Data records »
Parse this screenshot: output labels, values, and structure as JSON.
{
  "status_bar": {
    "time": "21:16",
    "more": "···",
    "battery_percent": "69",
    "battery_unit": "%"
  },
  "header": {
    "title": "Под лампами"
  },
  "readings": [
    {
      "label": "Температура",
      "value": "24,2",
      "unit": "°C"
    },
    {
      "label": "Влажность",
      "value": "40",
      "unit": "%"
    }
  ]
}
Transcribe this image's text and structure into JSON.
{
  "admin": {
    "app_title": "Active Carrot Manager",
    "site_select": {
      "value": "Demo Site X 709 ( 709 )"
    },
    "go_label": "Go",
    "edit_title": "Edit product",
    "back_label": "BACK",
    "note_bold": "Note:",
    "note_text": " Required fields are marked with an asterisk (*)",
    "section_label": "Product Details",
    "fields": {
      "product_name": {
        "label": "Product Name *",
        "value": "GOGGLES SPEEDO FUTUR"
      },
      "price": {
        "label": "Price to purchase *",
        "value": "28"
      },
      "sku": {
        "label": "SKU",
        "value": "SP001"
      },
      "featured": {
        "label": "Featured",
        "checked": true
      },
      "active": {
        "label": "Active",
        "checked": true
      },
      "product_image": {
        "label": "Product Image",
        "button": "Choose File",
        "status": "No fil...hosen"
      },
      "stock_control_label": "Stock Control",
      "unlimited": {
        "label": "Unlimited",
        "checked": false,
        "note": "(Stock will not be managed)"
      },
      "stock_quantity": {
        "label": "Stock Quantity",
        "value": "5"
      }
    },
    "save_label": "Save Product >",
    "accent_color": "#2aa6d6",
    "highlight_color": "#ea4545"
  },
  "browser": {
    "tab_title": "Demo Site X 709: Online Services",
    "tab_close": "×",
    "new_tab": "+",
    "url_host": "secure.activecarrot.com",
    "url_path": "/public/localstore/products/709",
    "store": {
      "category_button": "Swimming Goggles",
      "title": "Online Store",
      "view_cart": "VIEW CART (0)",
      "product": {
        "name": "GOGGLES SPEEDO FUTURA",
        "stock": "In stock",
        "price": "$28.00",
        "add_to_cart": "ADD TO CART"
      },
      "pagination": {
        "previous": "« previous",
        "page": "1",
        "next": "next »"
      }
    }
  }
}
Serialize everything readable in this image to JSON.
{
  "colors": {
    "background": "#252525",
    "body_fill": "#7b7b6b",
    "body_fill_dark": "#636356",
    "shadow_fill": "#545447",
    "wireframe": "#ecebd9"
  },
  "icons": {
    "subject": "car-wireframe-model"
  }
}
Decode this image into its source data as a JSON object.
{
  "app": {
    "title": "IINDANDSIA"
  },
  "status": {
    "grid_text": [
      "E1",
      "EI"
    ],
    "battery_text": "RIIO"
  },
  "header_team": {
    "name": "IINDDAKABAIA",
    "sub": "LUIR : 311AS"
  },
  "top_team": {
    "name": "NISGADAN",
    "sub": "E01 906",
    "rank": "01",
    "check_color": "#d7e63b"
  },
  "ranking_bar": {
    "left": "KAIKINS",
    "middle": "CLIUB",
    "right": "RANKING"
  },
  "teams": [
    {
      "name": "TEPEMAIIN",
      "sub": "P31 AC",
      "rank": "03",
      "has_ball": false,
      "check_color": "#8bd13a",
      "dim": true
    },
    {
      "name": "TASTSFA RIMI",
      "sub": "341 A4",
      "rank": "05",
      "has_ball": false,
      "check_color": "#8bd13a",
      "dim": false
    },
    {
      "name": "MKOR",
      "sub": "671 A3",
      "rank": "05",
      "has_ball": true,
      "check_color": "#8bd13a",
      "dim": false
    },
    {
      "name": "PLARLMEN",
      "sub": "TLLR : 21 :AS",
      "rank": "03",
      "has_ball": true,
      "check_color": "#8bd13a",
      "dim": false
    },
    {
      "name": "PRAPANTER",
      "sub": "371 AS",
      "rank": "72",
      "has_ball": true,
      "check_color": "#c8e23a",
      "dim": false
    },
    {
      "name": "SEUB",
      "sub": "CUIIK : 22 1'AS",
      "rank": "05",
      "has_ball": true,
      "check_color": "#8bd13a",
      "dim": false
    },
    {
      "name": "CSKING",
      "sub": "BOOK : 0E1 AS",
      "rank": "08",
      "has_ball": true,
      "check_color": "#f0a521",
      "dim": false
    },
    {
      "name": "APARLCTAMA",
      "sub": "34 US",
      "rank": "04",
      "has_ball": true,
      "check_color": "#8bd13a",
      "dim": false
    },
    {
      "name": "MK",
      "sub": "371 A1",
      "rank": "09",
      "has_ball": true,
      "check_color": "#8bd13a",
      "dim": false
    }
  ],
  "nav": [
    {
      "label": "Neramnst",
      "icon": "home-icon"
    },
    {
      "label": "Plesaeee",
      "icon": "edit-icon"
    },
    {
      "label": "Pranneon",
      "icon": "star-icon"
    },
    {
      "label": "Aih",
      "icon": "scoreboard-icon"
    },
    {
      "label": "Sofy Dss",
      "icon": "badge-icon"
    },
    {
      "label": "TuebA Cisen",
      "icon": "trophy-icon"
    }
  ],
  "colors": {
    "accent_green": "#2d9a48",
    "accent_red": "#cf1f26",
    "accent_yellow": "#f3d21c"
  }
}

Given exercise » Pull out each line of the entries that contains "JSON".

Solution below »
Parse this screenshot: output labels, values, and structure as JSON.
Transcribe this image's text and structure into JSON.
Serialize everything readable in this image to JSON.
Decode this image into its source data as a JSON object.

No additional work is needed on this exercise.